## Testo mostrato:
Tale incontro fu un vero e proprio spartiacque per la ricerca di intelligenze extraterrestri, che finalmente acquisiva un minimo di dignità scientifica. Il SETI Institute, fondato ufficialmente solo nel 1974 da molti scienziati- tra cui ovviamente figura anche Drake, che per primo lo aveva proposto nel 1960, nasceva ideologicamente qui.

L'equazione di Drake è composta da molti fattori moltiplicati tra loro che ci restituisce quindi il valore N, il numero di civiltà extraterrestri rilevabili attive in questo momento nella galassia, riferendoci solo alla via Lattea che con una dimensione di circa centomila anni luce ospita qualcosa cosa 400 miliardi di stelle, e il Sole è uno di questi.

[Registri di elementi e coordinate]
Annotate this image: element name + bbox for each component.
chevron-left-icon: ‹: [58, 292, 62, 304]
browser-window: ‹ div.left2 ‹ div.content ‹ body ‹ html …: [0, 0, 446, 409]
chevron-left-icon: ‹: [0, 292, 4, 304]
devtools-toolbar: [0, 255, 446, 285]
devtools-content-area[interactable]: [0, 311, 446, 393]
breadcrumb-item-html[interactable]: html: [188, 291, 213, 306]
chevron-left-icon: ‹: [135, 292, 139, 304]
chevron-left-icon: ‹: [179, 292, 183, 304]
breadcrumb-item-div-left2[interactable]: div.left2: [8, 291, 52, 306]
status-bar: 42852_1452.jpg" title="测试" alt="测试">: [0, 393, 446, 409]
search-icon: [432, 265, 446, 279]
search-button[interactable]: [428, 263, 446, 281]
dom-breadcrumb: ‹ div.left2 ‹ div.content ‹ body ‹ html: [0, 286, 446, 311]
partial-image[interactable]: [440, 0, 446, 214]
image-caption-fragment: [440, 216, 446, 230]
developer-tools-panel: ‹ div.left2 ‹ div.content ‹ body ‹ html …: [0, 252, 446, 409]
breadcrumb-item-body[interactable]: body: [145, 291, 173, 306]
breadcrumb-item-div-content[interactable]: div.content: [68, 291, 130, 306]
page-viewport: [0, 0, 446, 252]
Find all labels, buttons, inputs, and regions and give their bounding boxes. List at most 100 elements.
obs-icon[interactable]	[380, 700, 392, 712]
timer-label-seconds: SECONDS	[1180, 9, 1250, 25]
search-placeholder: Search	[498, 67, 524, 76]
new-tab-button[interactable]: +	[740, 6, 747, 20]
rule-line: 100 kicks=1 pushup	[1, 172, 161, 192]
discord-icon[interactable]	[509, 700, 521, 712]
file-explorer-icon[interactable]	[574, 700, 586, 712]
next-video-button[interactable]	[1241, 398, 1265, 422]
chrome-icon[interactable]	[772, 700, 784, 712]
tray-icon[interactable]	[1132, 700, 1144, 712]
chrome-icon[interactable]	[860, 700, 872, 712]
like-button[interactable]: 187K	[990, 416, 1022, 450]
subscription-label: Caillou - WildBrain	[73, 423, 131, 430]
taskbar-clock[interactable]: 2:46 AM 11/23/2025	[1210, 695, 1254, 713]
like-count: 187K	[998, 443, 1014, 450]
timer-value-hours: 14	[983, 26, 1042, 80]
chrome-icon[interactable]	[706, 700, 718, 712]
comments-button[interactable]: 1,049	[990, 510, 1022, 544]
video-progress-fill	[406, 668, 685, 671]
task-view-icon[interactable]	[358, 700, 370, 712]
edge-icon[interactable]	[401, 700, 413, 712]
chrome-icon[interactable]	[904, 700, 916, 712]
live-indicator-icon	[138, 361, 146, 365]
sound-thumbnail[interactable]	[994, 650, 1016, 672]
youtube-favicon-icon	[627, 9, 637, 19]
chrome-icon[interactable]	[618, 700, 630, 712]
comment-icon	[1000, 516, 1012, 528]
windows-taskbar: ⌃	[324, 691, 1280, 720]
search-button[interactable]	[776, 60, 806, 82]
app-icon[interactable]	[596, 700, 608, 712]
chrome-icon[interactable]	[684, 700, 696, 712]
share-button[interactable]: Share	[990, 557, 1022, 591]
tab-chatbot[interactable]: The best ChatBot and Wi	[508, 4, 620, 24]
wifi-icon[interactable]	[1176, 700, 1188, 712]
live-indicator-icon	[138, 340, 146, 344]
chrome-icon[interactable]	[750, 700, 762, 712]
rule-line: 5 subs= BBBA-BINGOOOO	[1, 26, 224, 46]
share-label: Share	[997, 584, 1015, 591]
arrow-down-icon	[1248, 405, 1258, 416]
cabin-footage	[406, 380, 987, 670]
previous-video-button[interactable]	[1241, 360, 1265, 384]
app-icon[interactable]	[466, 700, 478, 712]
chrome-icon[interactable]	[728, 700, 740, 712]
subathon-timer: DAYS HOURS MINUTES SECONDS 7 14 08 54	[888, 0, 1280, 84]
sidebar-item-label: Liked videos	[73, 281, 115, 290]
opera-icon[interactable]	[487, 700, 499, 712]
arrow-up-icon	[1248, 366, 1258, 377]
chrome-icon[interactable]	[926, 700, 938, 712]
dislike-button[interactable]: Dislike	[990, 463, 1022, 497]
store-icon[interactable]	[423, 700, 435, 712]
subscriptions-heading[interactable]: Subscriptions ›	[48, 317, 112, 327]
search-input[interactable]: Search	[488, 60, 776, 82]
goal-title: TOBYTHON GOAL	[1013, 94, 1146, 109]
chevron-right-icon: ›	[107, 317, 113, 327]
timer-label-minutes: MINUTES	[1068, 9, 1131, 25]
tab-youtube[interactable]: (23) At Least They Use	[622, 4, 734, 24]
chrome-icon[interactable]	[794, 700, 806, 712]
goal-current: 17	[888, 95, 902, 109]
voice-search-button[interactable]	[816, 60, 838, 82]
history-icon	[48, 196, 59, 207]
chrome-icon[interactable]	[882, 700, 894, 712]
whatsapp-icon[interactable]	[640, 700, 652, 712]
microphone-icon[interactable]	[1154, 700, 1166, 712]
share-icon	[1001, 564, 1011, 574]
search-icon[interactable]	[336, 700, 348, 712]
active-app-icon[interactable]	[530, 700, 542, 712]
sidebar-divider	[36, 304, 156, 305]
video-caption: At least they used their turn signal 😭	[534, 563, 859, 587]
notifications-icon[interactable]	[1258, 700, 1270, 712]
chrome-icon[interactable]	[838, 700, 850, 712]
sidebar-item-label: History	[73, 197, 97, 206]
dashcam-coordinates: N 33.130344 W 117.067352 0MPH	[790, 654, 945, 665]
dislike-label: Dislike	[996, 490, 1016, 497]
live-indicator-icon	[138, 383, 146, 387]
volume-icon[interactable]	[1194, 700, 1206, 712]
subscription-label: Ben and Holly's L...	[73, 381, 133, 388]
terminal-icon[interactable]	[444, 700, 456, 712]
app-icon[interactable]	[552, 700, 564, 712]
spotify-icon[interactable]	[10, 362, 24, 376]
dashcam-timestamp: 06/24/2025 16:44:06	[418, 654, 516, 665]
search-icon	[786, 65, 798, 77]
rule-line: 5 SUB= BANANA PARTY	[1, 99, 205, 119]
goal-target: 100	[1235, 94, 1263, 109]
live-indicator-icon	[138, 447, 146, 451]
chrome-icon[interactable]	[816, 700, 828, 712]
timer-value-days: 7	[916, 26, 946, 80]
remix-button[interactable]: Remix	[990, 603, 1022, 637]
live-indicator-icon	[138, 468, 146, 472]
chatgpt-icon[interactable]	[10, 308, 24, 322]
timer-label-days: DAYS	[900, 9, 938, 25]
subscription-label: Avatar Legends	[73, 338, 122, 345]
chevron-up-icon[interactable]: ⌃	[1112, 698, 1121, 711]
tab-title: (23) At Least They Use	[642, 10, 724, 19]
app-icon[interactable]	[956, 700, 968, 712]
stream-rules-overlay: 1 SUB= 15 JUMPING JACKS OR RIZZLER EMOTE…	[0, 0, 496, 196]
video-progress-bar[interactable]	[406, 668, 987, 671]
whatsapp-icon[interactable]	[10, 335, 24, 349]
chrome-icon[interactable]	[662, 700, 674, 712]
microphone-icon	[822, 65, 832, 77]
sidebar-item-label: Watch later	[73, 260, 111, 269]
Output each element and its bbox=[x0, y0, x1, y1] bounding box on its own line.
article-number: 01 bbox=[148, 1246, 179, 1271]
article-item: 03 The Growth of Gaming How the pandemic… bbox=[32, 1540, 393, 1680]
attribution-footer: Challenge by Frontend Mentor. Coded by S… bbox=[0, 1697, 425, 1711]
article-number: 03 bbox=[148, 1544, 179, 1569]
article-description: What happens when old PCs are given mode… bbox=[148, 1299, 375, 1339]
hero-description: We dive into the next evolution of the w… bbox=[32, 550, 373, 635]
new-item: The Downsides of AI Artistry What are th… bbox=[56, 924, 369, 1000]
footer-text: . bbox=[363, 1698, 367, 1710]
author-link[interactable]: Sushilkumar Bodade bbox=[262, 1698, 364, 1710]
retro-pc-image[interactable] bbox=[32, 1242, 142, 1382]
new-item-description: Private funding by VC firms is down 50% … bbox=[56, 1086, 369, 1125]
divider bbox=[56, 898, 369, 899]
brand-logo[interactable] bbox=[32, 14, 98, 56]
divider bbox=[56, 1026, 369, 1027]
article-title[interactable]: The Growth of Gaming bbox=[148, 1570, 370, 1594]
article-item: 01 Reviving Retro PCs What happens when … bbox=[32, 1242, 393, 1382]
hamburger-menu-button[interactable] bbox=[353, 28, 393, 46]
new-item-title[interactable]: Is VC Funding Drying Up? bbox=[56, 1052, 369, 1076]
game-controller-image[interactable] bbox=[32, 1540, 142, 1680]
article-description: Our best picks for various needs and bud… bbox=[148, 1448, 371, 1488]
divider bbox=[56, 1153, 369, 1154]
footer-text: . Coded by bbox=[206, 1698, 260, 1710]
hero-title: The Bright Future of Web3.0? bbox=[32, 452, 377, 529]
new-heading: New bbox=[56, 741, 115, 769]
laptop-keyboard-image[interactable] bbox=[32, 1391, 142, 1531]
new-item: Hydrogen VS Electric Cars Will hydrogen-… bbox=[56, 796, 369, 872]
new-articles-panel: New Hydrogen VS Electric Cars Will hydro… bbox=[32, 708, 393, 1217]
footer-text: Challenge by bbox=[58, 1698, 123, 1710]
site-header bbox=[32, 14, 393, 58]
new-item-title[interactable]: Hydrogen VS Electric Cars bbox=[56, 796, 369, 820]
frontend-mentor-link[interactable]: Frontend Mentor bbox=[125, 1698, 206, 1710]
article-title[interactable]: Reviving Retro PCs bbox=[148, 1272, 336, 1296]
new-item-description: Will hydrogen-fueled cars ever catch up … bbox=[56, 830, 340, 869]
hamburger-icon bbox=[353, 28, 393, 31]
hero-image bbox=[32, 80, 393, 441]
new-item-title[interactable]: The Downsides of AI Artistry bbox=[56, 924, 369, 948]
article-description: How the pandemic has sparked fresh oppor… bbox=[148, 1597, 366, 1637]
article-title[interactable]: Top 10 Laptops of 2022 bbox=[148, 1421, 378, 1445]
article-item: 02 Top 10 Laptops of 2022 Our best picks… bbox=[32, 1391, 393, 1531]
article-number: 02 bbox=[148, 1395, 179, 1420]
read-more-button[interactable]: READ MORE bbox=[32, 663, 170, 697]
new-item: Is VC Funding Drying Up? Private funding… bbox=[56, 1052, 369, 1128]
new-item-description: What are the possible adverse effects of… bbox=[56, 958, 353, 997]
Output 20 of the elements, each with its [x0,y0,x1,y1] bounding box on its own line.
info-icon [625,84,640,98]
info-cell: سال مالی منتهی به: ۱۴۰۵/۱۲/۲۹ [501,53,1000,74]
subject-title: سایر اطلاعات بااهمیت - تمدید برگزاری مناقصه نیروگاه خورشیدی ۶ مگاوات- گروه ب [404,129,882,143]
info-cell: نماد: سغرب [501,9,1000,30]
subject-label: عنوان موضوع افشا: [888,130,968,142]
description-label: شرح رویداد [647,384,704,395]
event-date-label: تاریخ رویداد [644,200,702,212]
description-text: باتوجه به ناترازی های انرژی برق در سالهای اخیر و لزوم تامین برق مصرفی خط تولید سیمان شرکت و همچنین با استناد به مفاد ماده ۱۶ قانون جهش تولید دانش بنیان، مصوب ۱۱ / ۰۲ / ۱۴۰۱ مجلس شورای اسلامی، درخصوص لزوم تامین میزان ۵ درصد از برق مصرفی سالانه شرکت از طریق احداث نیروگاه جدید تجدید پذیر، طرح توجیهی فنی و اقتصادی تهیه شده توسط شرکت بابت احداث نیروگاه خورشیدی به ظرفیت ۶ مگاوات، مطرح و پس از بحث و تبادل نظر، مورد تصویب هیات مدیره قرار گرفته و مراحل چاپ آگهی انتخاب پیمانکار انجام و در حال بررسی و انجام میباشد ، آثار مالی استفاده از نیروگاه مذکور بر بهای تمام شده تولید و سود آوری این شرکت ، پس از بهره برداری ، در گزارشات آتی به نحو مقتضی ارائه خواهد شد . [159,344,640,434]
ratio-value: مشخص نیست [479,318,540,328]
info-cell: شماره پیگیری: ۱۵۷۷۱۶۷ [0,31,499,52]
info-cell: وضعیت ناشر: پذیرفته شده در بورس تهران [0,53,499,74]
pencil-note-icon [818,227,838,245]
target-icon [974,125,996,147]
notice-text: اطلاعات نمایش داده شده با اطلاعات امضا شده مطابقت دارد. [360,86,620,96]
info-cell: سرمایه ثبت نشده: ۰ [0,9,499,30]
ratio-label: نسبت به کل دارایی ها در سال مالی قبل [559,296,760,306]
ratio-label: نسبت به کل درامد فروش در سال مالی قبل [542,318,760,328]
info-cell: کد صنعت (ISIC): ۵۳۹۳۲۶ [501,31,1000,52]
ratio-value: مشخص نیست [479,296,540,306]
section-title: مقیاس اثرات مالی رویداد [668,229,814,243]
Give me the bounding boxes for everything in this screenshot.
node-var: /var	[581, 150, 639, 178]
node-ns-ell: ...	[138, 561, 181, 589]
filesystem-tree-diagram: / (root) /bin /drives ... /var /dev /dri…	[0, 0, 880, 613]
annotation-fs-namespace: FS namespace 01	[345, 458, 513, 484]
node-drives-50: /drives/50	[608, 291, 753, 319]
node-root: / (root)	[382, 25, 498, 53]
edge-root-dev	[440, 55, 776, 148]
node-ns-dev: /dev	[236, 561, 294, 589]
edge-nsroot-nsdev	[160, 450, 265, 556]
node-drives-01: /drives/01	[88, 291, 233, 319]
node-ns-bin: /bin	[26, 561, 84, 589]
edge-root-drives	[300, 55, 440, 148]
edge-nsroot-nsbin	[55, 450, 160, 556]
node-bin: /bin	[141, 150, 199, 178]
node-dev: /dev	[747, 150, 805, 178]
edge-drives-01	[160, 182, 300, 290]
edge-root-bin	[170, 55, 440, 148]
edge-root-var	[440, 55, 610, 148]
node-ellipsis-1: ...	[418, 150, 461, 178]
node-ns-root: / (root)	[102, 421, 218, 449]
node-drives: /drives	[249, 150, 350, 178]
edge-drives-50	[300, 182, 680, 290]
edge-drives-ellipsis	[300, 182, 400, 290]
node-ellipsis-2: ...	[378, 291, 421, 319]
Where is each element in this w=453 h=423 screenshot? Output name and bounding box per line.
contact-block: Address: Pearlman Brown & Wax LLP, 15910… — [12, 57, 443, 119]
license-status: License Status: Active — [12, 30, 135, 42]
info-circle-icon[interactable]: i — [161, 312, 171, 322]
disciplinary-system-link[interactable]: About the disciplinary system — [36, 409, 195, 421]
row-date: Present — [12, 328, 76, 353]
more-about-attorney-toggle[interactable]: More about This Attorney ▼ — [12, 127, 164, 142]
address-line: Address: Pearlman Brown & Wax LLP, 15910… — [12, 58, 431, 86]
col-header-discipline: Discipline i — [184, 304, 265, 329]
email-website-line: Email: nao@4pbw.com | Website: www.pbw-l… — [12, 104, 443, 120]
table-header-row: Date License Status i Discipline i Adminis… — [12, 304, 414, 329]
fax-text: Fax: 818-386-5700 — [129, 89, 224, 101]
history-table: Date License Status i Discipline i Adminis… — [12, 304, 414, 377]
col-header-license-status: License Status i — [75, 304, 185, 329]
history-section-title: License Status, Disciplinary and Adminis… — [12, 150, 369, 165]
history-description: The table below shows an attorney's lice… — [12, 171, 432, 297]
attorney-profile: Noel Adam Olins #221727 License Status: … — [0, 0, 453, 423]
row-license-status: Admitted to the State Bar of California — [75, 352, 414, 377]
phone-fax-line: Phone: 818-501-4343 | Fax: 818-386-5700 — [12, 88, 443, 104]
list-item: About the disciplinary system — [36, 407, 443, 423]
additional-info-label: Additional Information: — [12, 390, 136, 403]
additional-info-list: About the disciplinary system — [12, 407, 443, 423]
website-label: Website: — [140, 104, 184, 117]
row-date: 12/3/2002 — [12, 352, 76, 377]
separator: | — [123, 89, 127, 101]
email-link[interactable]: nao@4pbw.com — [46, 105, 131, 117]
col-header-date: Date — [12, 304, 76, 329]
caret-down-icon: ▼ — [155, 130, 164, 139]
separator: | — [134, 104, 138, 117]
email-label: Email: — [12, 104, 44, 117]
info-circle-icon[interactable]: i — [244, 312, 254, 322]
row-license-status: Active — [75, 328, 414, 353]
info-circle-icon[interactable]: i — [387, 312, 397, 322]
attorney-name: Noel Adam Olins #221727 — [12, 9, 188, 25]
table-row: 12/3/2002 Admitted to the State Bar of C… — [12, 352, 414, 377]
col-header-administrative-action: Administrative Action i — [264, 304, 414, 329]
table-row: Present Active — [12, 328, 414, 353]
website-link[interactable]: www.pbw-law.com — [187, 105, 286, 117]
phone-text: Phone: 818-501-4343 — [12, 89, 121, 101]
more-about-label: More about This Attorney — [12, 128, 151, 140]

## Consegna 1:
Secondo il testo sull'equazione di Drake, in quale anno fu fondato ufficialmente il SETI Institute?
## Consegna 2:
Prosegui il testo sull'equazione di Drake a partire dall'ultima frase riportata.

## Risposta 1:
Nel 1974.

## Risposta 2:
Ricordiamo che le distanze astronomiche sono espresse in anni luce, che rappresenta lo spazio percorso dalla luce alla velocità di poco meno di trecentomila km al secondo. E visto che in un anno ci sono oltre 31 milioni di secondi, la luce in un anno compie quasi 10 mila miliardi di chilometri.


Si deve però subito chiarire il fatto che una parte dei fattori all'interno dell'equazione di Drake sono parametri astrofisici, che quindi conosciamo con sempre maggiore precisione e sono sempre più affidabili, mentre l'altra parte, è composta da parametri fortemente speculativi, cioè di cui non abbiamo veri dati, vere osservazioni.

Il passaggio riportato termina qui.